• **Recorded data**
## START

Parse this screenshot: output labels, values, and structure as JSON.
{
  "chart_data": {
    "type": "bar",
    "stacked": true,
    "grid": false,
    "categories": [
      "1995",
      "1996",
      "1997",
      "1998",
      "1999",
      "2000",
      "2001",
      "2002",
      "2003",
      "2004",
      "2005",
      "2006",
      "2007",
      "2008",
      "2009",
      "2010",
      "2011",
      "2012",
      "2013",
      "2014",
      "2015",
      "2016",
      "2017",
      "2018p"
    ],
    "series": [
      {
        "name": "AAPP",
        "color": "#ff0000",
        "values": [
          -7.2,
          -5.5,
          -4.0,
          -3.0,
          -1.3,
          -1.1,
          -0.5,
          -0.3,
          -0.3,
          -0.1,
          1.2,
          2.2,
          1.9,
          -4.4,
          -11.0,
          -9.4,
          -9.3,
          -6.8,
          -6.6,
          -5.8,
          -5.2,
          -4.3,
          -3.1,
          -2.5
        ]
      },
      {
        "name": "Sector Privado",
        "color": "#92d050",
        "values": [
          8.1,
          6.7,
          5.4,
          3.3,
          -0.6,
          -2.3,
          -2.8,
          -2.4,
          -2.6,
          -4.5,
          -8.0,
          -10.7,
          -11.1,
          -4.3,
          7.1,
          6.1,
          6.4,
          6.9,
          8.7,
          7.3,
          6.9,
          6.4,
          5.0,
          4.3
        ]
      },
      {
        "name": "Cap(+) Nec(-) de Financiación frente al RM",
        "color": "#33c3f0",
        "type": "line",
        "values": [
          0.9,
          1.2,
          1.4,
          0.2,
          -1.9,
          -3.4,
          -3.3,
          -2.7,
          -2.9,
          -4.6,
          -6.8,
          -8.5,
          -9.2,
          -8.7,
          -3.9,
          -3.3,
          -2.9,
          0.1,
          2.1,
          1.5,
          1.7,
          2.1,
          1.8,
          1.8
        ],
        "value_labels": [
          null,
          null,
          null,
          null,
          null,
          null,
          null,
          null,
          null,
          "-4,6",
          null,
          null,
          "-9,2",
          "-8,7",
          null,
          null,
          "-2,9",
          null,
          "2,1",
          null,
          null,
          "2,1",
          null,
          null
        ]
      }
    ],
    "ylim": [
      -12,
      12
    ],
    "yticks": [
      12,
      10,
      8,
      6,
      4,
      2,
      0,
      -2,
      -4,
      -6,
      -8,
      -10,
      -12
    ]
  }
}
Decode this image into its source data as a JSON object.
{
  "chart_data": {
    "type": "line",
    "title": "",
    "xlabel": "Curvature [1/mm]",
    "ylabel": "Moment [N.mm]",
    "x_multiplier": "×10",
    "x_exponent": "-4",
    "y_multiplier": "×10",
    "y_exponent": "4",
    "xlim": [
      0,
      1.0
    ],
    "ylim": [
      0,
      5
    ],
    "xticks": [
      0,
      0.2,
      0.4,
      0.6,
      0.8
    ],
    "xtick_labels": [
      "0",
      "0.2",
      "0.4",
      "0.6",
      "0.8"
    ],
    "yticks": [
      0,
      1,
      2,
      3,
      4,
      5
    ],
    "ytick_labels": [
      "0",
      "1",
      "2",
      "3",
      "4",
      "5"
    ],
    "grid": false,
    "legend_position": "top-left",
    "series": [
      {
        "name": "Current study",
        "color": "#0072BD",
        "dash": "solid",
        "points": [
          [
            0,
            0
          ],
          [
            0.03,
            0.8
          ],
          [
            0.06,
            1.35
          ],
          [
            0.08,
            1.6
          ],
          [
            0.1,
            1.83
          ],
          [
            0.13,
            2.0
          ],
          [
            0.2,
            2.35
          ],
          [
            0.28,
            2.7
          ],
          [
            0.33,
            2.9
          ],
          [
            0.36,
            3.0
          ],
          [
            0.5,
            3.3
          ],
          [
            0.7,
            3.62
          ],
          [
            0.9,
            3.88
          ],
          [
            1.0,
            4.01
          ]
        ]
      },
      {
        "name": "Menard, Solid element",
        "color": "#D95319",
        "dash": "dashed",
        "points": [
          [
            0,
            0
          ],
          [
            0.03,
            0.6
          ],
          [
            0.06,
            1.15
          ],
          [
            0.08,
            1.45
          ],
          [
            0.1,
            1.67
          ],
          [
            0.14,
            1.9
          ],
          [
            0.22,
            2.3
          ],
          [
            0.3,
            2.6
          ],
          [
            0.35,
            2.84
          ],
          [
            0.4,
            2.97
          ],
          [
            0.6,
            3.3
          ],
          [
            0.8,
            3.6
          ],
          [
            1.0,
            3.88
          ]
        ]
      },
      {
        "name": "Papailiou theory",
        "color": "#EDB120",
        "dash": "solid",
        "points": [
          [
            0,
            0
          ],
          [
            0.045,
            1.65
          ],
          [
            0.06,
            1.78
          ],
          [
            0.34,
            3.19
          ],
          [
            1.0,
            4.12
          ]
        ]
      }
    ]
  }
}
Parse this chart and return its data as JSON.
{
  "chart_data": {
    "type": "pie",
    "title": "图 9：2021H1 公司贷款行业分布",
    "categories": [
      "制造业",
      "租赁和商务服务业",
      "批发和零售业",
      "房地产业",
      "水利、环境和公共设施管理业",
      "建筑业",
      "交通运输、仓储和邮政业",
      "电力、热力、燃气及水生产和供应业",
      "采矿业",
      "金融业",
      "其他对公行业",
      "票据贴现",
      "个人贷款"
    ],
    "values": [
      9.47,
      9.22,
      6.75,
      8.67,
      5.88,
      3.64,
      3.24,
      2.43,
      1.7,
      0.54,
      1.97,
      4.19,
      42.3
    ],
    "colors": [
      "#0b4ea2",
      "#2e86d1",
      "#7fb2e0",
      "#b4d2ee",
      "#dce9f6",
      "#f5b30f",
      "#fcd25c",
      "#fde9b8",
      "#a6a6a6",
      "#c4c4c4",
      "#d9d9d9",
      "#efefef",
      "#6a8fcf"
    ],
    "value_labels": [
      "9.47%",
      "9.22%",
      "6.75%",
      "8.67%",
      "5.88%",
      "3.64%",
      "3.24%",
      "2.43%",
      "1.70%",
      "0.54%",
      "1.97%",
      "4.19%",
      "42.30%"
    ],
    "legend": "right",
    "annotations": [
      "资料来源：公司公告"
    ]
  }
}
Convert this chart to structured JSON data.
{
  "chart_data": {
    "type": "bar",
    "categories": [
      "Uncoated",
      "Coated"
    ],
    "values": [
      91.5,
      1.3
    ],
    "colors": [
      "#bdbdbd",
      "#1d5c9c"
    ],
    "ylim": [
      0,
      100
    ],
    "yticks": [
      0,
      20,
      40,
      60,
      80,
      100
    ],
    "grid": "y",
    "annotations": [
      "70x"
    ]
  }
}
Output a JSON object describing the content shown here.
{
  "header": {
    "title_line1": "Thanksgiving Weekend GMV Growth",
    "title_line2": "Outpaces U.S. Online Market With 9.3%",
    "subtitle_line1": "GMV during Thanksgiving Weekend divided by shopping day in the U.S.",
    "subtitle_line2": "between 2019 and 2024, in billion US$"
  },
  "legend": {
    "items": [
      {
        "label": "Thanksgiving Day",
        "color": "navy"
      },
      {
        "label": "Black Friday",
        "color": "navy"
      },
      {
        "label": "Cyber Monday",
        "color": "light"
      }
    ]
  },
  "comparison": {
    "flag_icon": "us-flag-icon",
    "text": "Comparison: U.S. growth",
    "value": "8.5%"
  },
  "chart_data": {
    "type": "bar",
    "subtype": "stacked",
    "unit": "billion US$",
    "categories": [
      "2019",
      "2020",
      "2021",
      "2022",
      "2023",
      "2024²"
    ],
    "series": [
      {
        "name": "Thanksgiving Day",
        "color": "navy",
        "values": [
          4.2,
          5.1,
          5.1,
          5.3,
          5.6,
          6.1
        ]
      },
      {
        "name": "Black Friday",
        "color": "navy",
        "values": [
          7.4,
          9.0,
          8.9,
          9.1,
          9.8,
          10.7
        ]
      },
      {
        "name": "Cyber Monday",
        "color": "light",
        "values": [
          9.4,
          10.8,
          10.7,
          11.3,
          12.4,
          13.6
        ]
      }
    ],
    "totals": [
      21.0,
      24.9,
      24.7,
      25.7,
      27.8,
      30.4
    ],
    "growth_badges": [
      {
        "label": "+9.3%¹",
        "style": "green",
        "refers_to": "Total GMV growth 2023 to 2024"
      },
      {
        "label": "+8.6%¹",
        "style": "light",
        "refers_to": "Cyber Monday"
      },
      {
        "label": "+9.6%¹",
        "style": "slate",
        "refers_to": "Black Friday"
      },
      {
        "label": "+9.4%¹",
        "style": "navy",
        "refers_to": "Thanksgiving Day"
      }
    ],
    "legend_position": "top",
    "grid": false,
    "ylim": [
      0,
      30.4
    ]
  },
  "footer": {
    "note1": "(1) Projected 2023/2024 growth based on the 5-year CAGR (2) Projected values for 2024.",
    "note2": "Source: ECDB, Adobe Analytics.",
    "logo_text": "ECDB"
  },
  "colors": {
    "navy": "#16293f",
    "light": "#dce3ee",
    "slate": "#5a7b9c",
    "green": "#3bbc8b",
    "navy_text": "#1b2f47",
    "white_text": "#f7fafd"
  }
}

## END

• **Exercise task**
Find all lines holding the string "Friday" and copy them.

• **Completed task**
        "label": "Black Friday",
        "name": "Black Friday",
        "refers_to": "Black Friday"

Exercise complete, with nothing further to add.